_WHAT TO DO_
Set down every entry word for word. Omit the pictures.
•••••
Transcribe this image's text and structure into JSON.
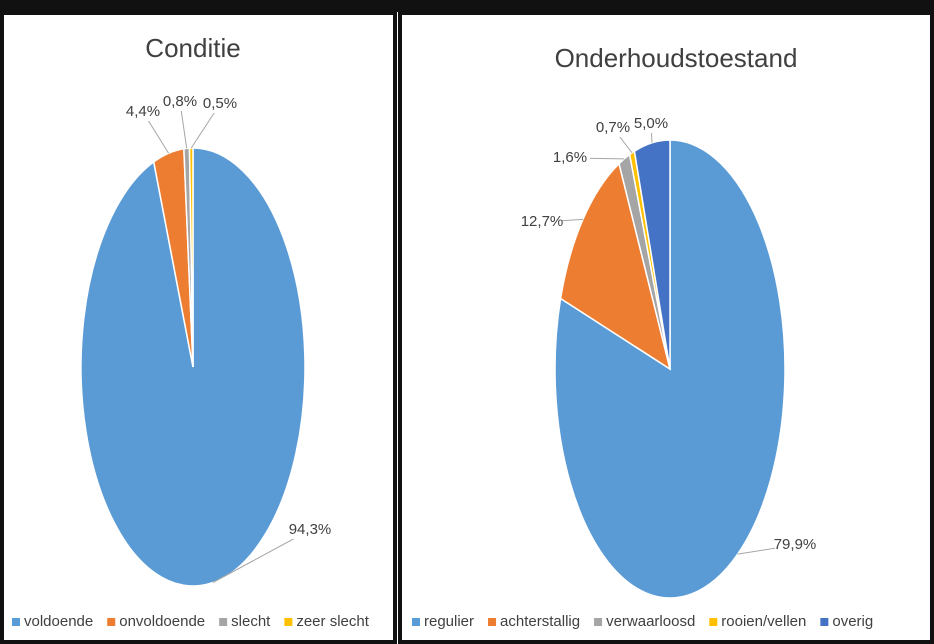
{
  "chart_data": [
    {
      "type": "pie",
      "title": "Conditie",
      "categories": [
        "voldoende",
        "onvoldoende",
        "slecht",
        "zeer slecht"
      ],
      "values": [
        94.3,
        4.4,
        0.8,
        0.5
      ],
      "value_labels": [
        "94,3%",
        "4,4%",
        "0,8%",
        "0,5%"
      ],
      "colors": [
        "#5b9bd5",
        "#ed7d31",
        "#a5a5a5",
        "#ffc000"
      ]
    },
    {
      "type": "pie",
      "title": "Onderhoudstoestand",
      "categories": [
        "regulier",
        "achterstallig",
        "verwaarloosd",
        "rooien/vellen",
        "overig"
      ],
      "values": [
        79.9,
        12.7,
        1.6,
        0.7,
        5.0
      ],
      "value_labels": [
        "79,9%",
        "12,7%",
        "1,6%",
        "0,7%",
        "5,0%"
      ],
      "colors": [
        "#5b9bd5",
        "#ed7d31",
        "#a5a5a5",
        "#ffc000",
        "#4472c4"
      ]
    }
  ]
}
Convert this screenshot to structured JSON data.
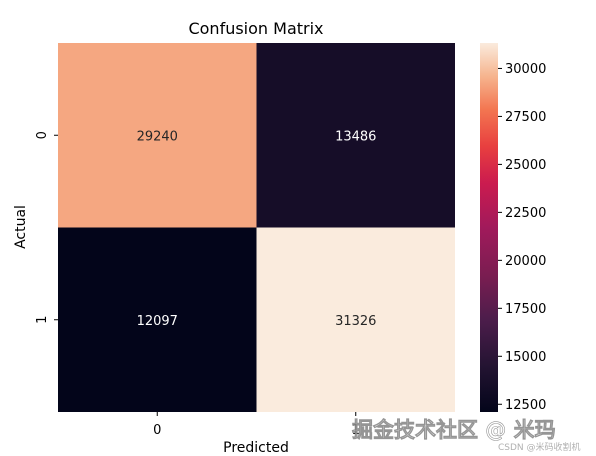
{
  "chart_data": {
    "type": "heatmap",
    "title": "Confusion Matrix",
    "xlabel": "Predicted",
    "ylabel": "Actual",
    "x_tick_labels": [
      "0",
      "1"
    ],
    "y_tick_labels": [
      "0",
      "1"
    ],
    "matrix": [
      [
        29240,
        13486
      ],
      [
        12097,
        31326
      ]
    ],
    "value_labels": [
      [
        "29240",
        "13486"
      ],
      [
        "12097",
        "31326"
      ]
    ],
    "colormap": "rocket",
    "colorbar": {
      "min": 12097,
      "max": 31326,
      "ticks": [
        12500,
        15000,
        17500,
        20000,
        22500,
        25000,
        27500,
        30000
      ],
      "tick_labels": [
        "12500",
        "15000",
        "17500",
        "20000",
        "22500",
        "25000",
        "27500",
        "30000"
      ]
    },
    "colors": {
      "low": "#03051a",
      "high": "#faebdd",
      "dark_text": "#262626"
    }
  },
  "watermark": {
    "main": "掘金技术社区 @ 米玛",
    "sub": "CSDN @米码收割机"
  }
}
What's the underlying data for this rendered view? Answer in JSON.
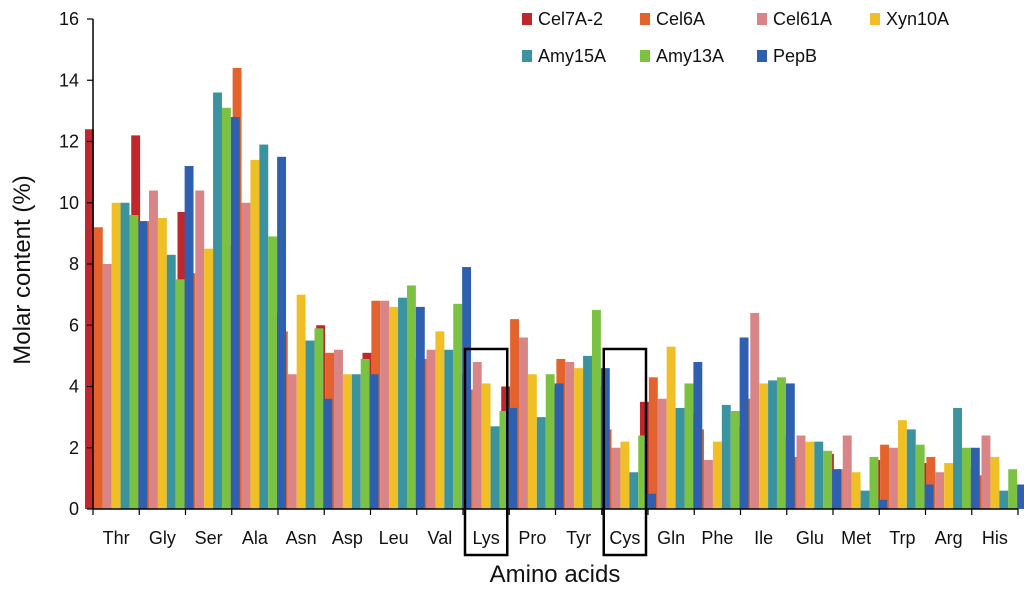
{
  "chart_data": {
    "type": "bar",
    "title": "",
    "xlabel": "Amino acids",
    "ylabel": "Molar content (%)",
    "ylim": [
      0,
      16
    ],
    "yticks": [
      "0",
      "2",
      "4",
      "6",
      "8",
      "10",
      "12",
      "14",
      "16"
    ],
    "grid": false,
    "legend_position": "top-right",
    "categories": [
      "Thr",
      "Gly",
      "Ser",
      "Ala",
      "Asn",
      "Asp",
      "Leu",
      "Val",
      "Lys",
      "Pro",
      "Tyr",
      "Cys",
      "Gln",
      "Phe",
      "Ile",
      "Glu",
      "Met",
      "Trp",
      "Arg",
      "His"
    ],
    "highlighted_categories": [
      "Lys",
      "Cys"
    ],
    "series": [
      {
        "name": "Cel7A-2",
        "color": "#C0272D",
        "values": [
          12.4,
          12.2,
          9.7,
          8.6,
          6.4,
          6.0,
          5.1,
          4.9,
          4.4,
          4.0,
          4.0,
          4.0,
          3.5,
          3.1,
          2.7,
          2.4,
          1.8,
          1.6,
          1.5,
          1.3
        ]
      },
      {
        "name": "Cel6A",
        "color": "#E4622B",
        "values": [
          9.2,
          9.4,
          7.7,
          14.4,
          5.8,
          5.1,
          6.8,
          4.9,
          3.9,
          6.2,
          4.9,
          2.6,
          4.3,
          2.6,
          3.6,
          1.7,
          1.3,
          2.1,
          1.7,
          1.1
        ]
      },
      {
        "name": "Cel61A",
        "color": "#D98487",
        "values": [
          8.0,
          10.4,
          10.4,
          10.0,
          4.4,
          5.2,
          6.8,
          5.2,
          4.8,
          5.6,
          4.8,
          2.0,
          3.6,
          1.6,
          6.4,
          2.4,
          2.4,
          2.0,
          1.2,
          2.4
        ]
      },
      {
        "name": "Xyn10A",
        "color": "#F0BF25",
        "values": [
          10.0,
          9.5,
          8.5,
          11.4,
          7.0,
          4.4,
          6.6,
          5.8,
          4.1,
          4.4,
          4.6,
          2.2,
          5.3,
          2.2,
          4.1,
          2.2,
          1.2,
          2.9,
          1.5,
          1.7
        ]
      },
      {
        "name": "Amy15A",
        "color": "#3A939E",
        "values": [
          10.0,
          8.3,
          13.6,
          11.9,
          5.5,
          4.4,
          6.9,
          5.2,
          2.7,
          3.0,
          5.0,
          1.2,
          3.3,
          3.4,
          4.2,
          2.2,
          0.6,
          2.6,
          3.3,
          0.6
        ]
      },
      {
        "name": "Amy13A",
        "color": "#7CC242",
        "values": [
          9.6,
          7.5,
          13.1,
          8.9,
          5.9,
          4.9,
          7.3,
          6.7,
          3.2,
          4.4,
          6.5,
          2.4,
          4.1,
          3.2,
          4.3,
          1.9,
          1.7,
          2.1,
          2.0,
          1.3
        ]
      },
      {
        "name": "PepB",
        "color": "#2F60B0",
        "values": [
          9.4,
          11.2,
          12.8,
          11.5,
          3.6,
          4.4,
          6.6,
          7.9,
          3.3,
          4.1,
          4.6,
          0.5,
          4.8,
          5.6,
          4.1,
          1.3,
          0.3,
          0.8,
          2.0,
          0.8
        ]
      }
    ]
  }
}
•••••
_SOLUTION TO THIS PROBLEM_
Transcribe this image's text and structure into JSON.
{
  "chart_data": [
    {
      "type": "pie",
      "title": "Conditie",
      "categories": [
        "voldoende",
        "onvoldoende",
        "slecht",
        "zeer slecht"
      ],
      "values": [
        94.3,
        4.4,
        0.8,
        0.5
      ],
      "value_labels": [
        "94,3%",
        "4,4%",
        "0,8%",
        "0,5%"
      ],
      "colors": [
        "#5b9bd5",
        "#ed7d31",
        "#a5a5a5",
        "#ffc000"
      ]
    },
    {
      "type": "pie",
      "title": "Onderhoudstoestand",
      "categories": [
        "regulier",
        "achterstallig",
        "verwaarloosd",
        "rooien/vellen",
        "overig"
      ],
      "values": [
        79.9,
        12.7,
        1.6,
        0.7,
        5.0
      ],
      "value_labels": [
        "79,9%",
        "12,7%",
        "1,6%",
        "0,7%",
        "5,0%"
      ],
      "colors": [
        "#5b9bd5",
        "#ed7d31",
        "#a5a5a5",
        "#ffc000",
        "#4472c4"
      ]
    }
  ]
}
Convert this screenshot to structured JSON data.
{
  "chart_data": {
    "type": "heatmap",
    "title": "Confusion Matrix",
    "xlabel": "Predicted",
    "ylabel": "Actual",
    "x_tick_labels": [
      "0",
      "1"
    ],
    "y_tick_labels": [
      "0",
      "1"
    ],
    "matrix": [
      [
        29240,
        13486
      ],
      [
        12097,
        31326
      ]
    ],
    "value_labels": [
      [
        "29240",
        "13486"
      ],
      [
        "12097",
        "31326"
      ]
    ],
    "colormap": "rocket",
    "colorbar": {
      "min": 12097,
      "max": 31326,
      "ticks": [
        12500,
        15000,
        17500,
        20000,
        22500,
        25000,
        27500,
        30000
      ],
      "tick_labels": [
        "12500",
        "15000",
        "17500",
        "20000",
        "22500",
        "25000",
        "27500",
        "30000"
      ]
    },
    "colors": {
      "low": "#03051a",
      "high": "#faebdd",
      "dark_text": "#262626"
    }
  },
  "watermark": {
    "main": "掘金技术社区 @ 米玛",
    "sub": "CSDN @米码收割机"
  }
}
What's the underlying data for this rendered view? Answer in JSON.
{
  "chart_data": {
    "type": "bar",
    "title": "",
    "xlabel": "Amino acids",
    "ylabel": "Molar content (%)",
    "ylim": [
      0,
      16
    ],
    "yticks": [
      "0",
      "2",
      "4",
      "6",
      "8",
      "10",
      "12",
      "14",
      "16"
    ],
    "grid": false,
    "legend_position": "top-right",
    "categories": [
      "Thr",
      "Gly",
      "Ser",
      "Ala",
      "Asn",
      "Asp",
      "Leu",
      "Val",
      "Lys",
      "Pro",
      "Tyr",
      "Cys",
      "Gln",
      "Phe",
      "Ile",
      "Glu",
      "Met",
      "Trp",
      "Arg",
      "His"
    ],
    "highlighted_categories": [
      "Lys",
      "Cys"
    ],
    "series": [
      {
        "name": "Cel7A-2",
        "color": "#C0272D",
        "values": [
          12.4,
          12.2,
          9.7,
          8.6,
          6.4,
          6.0,
          5.1,
          4.9,
          4.4,
          4.0,
          4.0,
          4.0,
          3.5,
          3.1,
          2.7,
          2.4,
          1.8,
          1.6,
          1.5,
          1.3
        ]
      },
      {
        "name": "Cel6A",
        "color": "#E4622B",
        "values": [
          9.2,
          9.4,
          7.7,
          14.4,
          5.8,
          5.1,
          6.8,
          4.9,
          3.9,
          6.2,
          4.9,
          2.6,
          4.3,
          2.6,
          3.6,
          1.7,
          1.3,
          2.1,
          1.7,
          1.1
        ]
      },
      {
        "name": "Cel61A",
        "color": "#D98487",
        "values": [
          8.0,
          10.4,
          10.4,
          10.0,
          4.4,
          5.2,
          6.8,
          5.2,
          4.8,
          5.6,
          4.8,
          2.0,
          3.6,
          1.6,
          6.4,
          2.4,
          2.4,
          2.0,
          1.2,
          2.4
        ]
      },
      {
        "name": "Xyn10A",
        "color": "#F0BF25",
        "values": [
          10.0,
          9.5,
          8.5,
          11.4,
          7.0,
          4.4,
          6.6,
          5.8,
          4.1,
          4.4,
          4.6,
          2.2,
          5.3,
          2.2,
          4.1,
          2.2,
          1.2,
          2.9,
          1.5,
          1.7
        ]
      },
      {
        "name": "Amy15A",
        "color": "#3A939E",
        "values": [
          10.0,
          8.3,
          13.6,
          11.9,
          5.5,
          4.4,
          6.9,
          5.2,
          2.7,
          3.0,
          5.0,
          1.2,
          3.3,
          3.4,
          4.2,
          2.2,
          0.6,
          2.6,
          3.3,
          0.6
        ]
      },
      {
        "name": "Amy13A",
        "color": "#7CC242",
        "values": [
          9.6,
          7.5,
          13.1,
          8.9,
          5.9,
          4.9,
          7.3,
          6.7,
          3.2,
          4.4,
          6.5,
          2.4,
          4.1,
          3.2,
          4.3,
          1.9,
          1.7,
          2.1,
          2.0,
          1.3
        ]
      },
      {
        "name": "PepB",
        "color": "#2F60B0",
        "values": [
          9.4,
          11.2,
          12.8,
          11.5,
          3.6,
          4.4,
          6.6,
          7.9,
          3.3,
          4.1,
          4.6,
          0.5,
          4.8,
          5.6,
          4.1,
          1.3,
          0.3,
          0.8,
          2.0,
          0.8
        ]
      }
    ]
  }
}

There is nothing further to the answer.